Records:
--- BEGIN ---

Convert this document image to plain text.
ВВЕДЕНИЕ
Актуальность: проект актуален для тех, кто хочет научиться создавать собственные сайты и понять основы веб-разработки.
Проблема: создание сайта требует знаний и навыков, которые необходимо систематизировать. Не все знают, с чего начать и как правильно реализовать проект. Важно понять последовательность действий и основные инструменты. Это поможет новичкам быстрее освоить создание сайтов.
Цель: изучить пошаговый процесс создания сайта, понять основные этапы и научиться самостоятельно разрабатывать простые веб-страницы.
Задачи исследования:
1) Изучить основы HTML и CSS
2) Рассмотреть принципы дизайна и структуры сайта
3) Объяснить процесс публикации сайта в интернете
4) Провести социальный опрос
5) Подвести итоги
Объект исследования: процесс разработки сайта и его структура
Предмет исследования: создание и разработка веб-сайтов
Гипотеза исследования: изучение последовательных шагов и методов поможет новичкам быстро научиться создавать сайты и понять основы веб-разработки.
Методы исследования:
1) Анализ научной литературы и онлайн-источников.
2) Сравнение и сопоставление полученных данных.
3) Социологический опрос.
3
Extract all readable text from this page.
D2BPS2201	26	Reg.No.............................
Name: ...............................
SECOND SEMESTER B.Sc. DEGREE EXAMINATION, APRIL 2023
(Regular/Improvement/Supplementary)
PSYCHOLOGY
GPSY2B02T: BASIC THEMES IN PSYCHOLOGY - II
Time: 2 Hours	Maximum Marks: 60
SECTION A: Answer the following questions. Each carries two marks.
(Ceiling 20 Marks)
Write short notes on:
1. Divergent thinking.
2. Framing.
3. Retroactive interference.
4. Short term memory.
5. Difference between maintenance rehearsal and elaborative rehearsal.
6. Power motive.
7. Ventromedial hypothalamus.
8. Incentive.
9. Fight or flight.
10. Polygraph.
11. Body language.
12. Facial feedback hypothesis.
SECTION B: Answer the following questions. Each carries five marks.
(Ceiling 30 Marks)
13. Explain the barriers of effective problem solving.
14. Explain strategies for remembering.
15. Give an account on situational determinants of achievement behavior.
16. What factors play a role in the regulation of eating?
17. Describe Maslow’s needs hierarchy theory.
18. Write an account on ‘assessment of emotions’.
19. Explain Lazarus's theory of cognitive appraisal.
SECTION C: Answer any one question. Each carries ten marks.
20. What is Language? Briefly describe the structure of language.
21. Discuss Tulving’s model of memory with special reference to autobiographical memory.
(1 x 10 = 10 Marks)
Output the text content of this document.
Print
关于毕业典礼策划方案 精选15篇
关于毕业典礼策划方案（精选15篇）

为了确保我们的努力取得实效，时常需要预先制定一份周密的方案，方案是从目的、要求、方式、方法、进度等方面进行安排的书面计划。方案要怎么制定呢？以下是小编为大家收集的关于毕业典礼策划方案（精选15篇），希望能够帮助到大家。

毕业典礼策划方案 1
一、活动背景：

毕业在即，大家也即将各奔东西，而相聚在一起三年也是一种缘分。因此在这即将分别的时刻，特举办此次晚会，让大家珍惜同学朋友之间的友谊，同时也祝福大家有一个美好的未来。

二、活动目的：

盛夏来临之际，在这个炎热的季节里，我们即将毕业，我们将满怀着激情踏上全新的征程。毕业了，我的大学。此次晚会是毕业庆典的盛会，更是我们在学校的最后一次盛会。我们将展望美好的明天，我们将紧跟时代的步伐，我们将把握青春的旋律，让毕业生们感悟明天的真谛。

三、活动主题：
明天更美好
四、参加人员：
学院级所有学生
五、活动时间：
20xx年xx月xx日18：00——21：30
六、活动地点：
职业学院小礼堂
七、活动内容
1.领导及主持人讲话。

--- END ---

Instruction: Write out every line of the records exactly.

Solution for this problem:
Convert this document image to plain text.
ВВЕДЕНИЕ
Актуальность: проект актуален для тех, кто хочет научиться создавать собственные сайты и понять основы веб-разработки.
Проблема: создание сайта требует знаний и навыков, которые необходимо систематизировать. Не все знают, с чего начать и как правильно реализовать проект. Важно понять последовательность действий и основные инструменты. Это поможет новичкам быстрее освоить создание сайтов.
Цель: изучить пошаговый процесс создания сайта, понять основные этапы и научиться самостоятельно разрабатывать простые веб-страницы.
Задачи исследования:
1) Изучить основы HTML и CSS
2) Рассмотреть принципы дизайна и структуры сайта
3) Объяснить процесс публикации сайта в интернете
4) Провести социальный опрос
5) Подвести итоги
Объект исследования: процесс разработки сайта и его структура
Предмет исследования: создание и разработка веб-сайтов
Гипотеза исследования: изучение последовательных шагов и методов поможет новичкам быстро научиться создавать сайты и понять основы веб-разработки.
Методы исследования:
1) Анализ научной литературы и онлайн-источников.
2) Сравнение и сопоставление полученных данных.
3) Социологический опрос.
3
Extract all readable text from this page.
D2BPS2201	26	Reg.No.............................
Name: ...............................
SECOND SEMESTER B.Sc. DEGREE EXAMINATION, APRIL 2023
(Regular/Improvement/Supplementary)
PSYCHOLOGY
GPSY2B02T: BASIC THEMES IN PSYCHOLOGY - II
Time: 2 Hours	Maximum Marks: 60
SECTION A: Answer the following questions. Each carries two marks.
(Ceiling 20 Marks)
Write short notes on:
1. Divergent thinking.
2. Framing.
3. Retroactive interference.
4. Short term memory.
5. Difference between maintenance rehearsal and elaborative rehearsal.
6. Power motive.
7. Ventromedial hypothalamus.
8. Incentive.
9. Fight or flight.
10. Polygraph.
11. Body language.
12. Facial feedback hypothesis.
SECTION B: Answer the following questions. Each carries five marks.
(Ceiling 30 Marks)
13. Explain the barriers of effective problem solving.
14. Explain strategies for remembering.
15. Give an account on situational determinants of achievement behavior.
16. What factors play a role in the regulation of eating?
17. Describe Maslow’s needs hierarchy theory.
18. Write an account on ‘assessment of emotions’.
19. Explain Lazarus's theory of cognitive appraisal.
SECTION C: Answer any one question. Each carries ten marks.
20. What is Language? Briefly describe the structure of language.
21. Discuss Tulving’s model of memory with special reference to autobiographical memory.
(1 x 10 = 10 Marks)
Output the text content of this document.
Print
关于毕业典礼策划方案 精选15篇
关于毕业典礼策划方案（精选15篇）

为了确保我们的努力取得实效，时常需要预先制定一份周密的方案，方案是从目的、要求、方式、方法、进度等方面进行安排的书面计划。方案要怎么制定呢？以下是小编为大家收集的关于毕业典礼策划方案（精选15篇），希望能够帮助到大家。

毕业典礼策划方案 1
一、活动背景：

毕业在即，大家也即将各奔东西，而相聚在一起三年也是一种缘分。因此在这即将分别的时刻，特举办此次晚会，让大家珍惜同学朋友之间的友谊，同时也祝福大家有一个美好的未来。

二、活动目的：

盛夏来临之际，在这个炎热的季节里，我们即将毕业，我们将满怀着激情踏上全新的征程。毕业了，我的大学。此次晚会是毕业庆典的盛会，更是我们在学校的最后一次盛会。我们将展望美好的明天，我们将紧跟时代的步伐，我们将把握青春的旋律，让毕业生们感悟明天的真谛。

三、活动主题：
明天更美好
四、参加人员：
学院级所有学生
五、活动时间：
20xx年xx月xx日18：00——21：30
六、活动地点：
职业学院小礼堂
七、活动内容
1.领导及主持人讲话。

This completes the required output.